"""

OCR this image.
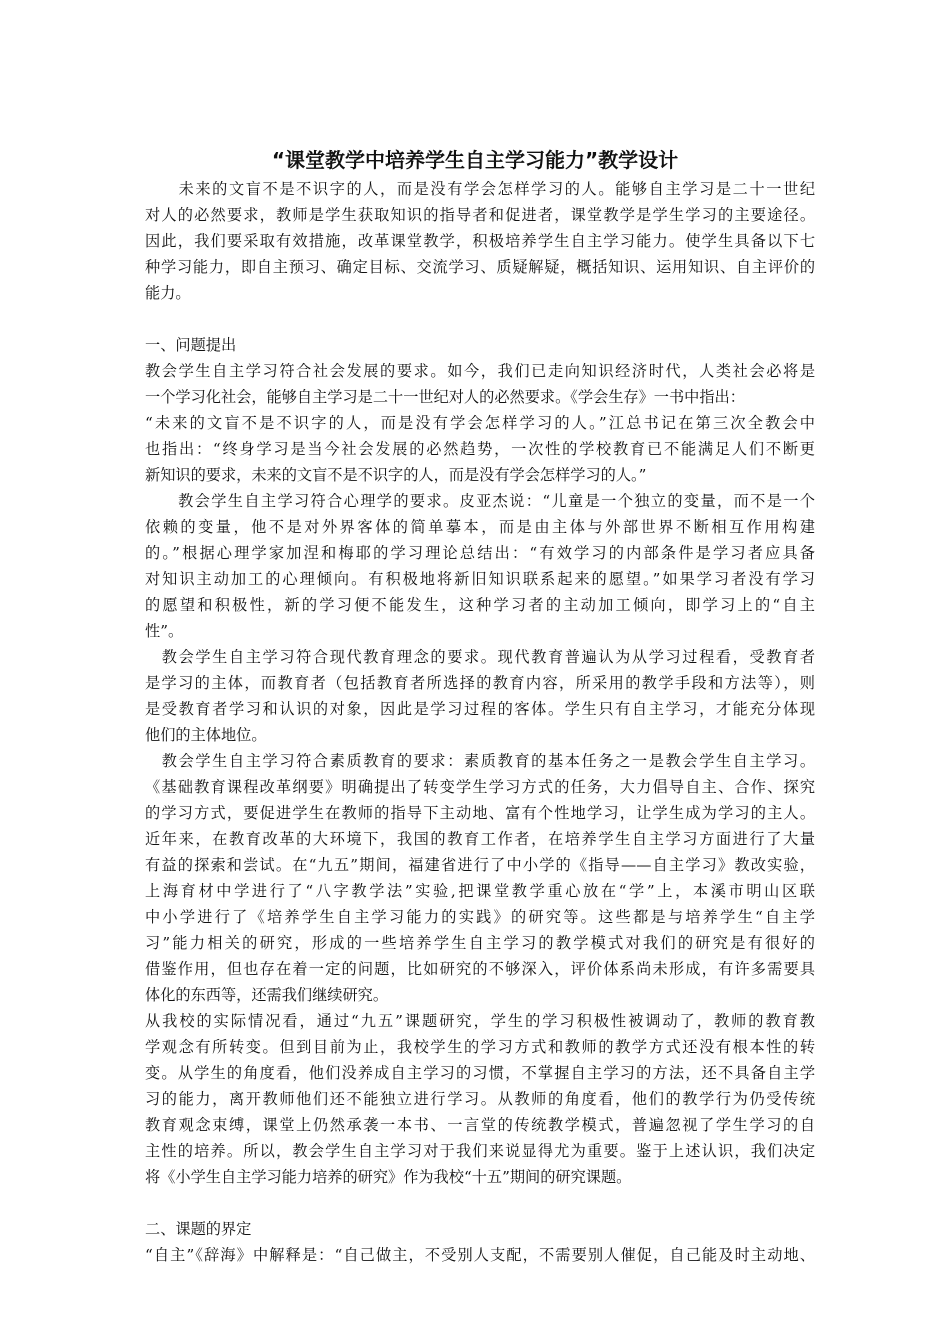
“课堂教学中培养学生自主学习能力”教学设计
　　未来的文盲不是不识字的人，而是没有学会怎样学习的人。能够自主学习是二十一世纪
对人的必然要求，教师是学生获取知识的指导者和促进者，课堂教学是学生学习的主要途径。
因此，我们要采取有效措施，改革课堂教学，积极培养学生自主学习能力。使学生具备以下七
种学习能力，即自主预习、确定目标、交流学习、质疑解疑，概括知识、运用知识、自主评价的
能力。
一、问题提出
教会学生自主学习符合社会发展的要求。如今，我们已走向知识经济时代，人类社会必将是
一个学习化社会，能够自主学习是二十一世纪对人的必然要求。《学会生存》一书中指出：
“未来的文盲不是不识字的人，而是没有学会怎样学习的人。”江总书记在第三次全教会中
也指出：“终身学习是当今社会发展的必然趋势，一次性的学校教育已不能满足人们不断更
新知识的要求，未来的文盲不是不识字的人，而是没有学会怎样学习的人。”
　　教会学生自主学习符合心理学的要求。皮亚杰说：“儿童是一个独立的变量，而不是一个
依赖的变量，他不是对外界客体的简单摹本，而是由主体与外部世界不断相互作用构建
的。”根据心理学家加涅和梅耶的学习理论总结出：“有效学习的内部条件是学习者应具备
对知识主动加工的心理倾向。有积极地将新旧知识联系起来的愿望。”如果学习者没有学习
的愿望和积极性，新的学习便不能发生，这种学习者的主动加工倾向，即学习上的“自主
性”。
　教会学生自主学习符合现代教育理念的要求。现代教育普遍认为从学习过程看，受教育者
是学习的主体，而教育者（包括教育者所选择的教育内容，所采用的教学手段和方法等），则
是受教育者学习和认识的对象，因此是学习过程的客体。学生只有自主学习，才能充分体现
他们的主体地位。
　教会学生自主学习符合素质教育的要求：素质教育的基本任务之一是教会学生自主学习。
《基础教育课程改革纲要》明确提出了转变学生学习方式的任务，大力倡导自主、合作、探究
的学习方式，要促进学生在教师的指导下主动地、富有个性地学习，让学生成为学习的主人。
近年来，在教育改革的大环境下，我国的教育工作者，在培养学生自主学习方面进行了大量
有益的探索和尝试。在“九五”期间，福建省进行了中小学的《指导——自主学习》教改实验，
上海育材中学进行了“八字教学法”实验,把课堂教学重心放在“学”上，本溪市明山区联
中小学进行了《培养学生自主学习能力的实践》的研究等。这些都是与培养学生“自主学
习”能力相关的研究，形成的一些培养学生自主学习的教学模式对我们的研究是有很好的
借鉴作用，但也存在着一定的问题，比如研究的不够深入，评价体系尚未形成，有许多需要具
体化的东西等，还需我们继续研究。
从我校的实际情况看，通过“九五”课题研究，学生的学习积极性被调动了，教师的教育教
学观念有所转变。但到目前为止，我校学生的学习方式和教师的教学方式还没有根本性的转
变。从学生的角度看，他们没养成自主学习的习惯，不掌握自主学习的方法，还不具备自主学
习的能力，离开教师他们还不能独立进行学习。从教师的角度看，他们的教学行为仍受传统
教育观念束缚，课堂上仍然承袭一本书、一言堂的传统教学模式，普遍忽视了学生学习的自
主性的培养。所以，教会学生自主学习对于我们来说显得尤为重要。鉴于上述认识，我们决定
将《小学生自主学习能力培养的研究》作为我校“十五”期间的研究课题。
二、课题的界定
“自主”《辞海》中解释是：“自己做主，不受别人支配，不需要别人催促，自己能及时主动地、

"""

__AIM OF THE TASK__
Pull out all lines in the data above that include "而是没有学会怎样学习的人".

__WRITTEN RESPONSE__
　　未来的文盲不是不识字的人，而是没有学会怎样学习的人。能够自主学习是二十一世纪
“未来的文盲不是不识字的人，而是没有学会怎样学习的人。”江总书记在第三次全教会中
新知识的要求，未来的文盲不是不识字的人，而是没有学会怎样学习的人。”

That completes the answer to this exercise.